__Consigne écrite A__
Répondez brièvement à ces questions sur le passage :
(i) À qui le sang appartient-il, comme la vie ?
(ii) Dans quoi l'Alliance Nouvelle est-elle scellée ?
(iii) Quelle phrase du passage est accompagnée de la référence Gn 9,3-6 ?
__Consigne écrite B__
Veuillez recopier le passage de « Lv 4,5-7Le sang, l'aspersion » à « communion eucharistique (). » en remplaçant « Alliance » par « Pacte ».

__Passage fourni__

Lv 4,5-7Le sang, l'aspersion du sang: Cf  vtb à l'article ’Sang'. Le sang, c'est la vie (Gn 9,3-6*). Comme la vie, il appartient à Dieu, et prend donc valeur sanctificatrice, expiatrice (// Lv 17,11), donc aussi valeur d'Alliance (Ex 24, barsotti) ou de rétablissement de l'Alliance après le péché, comme ici. Mais mieux encore dans l'Alliance Nouvelle, scellée dans le sang du Christ (He 9,7-14/ Mg; cf. Rm Rm 3,25 Ep 1,7), auquel nous unit la communion eucharistique ().

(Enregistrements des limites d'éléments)
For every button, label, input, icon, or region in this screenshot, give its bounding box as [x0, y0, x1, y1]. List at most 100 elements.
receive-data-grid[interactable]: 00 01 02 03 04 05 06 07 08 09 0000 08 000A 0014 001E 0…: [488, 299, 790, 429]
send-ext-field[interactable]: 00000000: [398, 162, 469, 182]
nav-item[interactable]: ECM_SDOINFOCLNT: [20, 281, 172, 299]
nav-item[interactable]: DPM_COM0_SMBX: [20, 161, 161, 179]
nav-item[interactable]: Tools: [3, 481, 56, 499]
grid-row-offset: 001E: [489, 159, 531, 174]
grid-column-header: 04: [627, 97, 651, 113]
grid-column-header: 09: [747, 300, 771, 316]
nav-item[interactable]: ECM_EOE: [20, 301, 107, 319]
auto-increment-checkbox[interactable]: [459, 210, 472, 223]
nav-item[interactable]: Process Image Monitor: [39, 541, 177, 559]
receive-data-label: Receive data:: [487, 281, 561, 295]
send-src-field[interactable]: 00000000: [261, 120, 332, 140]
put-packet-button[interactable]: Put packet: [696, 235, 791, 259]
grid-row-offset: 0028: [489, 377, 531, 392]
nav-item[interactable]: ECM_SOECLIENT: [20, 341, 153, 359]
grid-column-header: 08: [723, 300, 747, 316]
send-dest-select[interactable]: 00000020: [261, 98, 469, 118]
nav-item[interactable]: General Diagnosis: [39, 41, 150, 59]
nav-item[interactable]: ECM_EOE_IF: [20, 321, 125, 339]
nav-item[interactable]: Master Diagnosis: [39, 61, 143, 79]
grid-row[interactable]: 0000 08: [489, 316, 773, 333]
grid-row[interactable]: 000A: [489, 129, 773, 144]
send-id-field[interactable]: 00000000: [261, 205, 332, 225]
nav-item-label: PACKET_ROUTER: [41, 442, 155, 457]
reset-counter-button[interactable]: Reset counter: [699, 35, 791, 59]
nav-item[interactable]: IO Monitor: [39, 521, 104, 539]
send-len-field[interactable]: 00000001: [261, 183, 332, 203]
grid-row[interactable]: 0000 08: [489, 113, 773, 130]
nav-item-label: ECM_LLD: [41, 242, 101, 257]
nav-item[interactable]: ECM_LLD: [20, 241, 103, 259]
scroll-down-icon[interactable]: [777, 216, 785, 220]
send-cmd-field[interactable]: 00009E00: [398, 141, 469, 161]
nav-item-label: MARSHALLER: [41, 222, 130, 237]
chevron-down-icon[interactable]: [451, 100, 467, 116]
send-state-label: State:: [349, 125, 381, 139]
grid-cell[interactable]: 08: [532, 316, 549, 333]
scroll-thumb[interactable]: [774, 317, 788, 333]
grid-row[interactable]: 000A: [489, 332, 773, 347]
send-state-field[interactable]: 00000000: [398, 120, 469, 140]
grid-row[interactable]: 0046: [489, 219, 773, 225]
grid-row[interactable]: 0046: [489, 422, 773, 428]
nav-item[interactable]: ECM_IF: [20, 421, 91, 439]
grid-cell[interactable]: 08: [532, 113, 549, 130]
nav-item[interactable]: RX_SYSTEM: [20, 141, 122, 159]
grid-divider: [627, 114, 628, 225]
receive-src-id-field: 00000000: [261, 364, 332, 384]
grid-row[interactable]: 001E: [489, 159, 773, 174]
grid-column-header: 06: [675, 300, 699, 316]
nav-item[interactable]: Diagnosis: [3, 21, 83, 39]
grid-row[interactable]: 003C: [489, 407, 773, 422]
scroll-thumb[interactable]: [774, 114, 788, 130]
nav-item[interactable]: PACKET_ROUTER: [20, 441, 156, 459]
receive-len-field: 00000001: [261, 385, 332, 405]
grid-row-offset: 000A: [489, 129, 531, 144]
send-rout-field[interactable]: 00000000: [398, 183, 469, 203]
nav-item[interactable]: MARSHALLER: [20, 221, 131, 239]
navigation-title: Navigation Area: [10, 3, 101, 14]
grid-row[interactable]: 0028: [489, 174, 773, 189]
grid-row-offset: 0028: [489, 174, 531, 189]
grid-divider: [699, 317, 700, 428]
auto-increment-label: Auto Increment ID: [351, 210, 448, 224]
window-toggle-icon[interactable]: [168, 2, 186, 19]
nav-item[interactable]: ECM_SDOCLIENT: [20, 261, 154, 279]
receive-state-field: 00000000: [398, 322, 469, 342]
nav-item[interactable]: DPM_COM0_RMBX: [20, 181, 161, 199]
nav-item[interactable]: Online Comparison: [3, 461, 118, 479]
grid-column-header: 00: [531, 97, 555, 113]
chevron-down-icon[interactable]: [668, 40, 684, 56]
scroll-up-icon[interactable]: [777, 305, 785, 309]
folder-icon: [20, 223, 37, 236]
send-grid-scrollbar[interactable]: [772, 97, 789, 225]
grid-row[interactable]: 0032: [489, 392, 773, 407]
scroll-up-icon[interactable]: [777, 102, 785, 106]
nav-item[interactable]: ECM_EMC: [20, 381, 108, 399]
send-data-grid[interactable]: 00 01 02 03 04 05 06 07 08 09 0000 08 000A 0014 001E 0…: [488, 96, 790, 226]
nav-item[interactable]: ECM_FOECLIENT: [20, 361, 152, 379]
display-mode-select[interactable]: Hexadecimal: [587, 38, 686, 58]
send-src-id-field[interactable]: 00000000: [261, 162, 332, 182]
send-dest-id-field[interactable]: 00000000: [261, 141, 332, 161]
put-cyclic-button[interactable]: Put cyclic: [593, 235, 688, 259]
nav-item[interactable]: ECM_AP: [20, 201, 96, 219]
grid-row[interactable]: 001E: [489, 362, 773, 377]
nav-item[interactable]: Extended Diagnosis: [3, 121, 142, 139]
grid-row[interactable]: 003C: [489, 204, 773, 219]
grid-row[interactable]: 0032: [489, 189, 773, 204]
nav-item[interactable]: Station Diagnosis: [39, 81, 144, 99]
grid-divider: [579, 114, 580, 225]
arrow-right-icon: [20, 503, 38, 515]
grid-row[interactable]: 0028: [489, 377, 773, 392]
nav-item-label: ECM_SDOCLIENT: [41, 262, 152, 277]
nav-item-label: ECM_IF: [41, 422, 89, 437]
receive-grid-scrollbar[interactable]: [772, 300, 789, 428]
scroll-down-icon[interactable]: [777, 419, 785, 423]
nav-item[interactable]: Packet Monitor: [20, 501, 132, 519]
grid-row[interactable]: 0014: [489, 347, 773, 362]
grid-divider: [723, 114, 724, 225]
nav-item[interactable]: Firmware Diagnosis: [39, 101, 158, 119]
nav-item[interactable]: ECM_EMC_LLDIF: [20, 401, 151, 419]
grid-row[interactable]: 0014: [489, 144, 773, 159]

__Réponse attendue A__
(i) À Dieu.
(ii) Dans le sang du Christ.
(iii) « Le sang, c'est la vie ».

__Réponse attendue B__
Lv 4,5-7Le sang, l'aspersion du sang: Cf  vtb à l'article ’Sang'. Le sang, c'est la vie (Gn 9,3-6*). Comme la vie, il appartient à Dieu, et prend donc valeur sanctificatrice, expiatrice (// Lv 17,11), donc aussi valeur d'Pacte (Ex 24, barsotti) ou de rétablissement de l'Pacte après le péché, comme ici. Mais mieux encore dans l'Pacte Nouvelle, scellée dans le sang du Christ (He 9,7-14/ Mg; cf. Rm Rm 3,25 Ep 1,7), auquel nous unit la communion eucharistique ().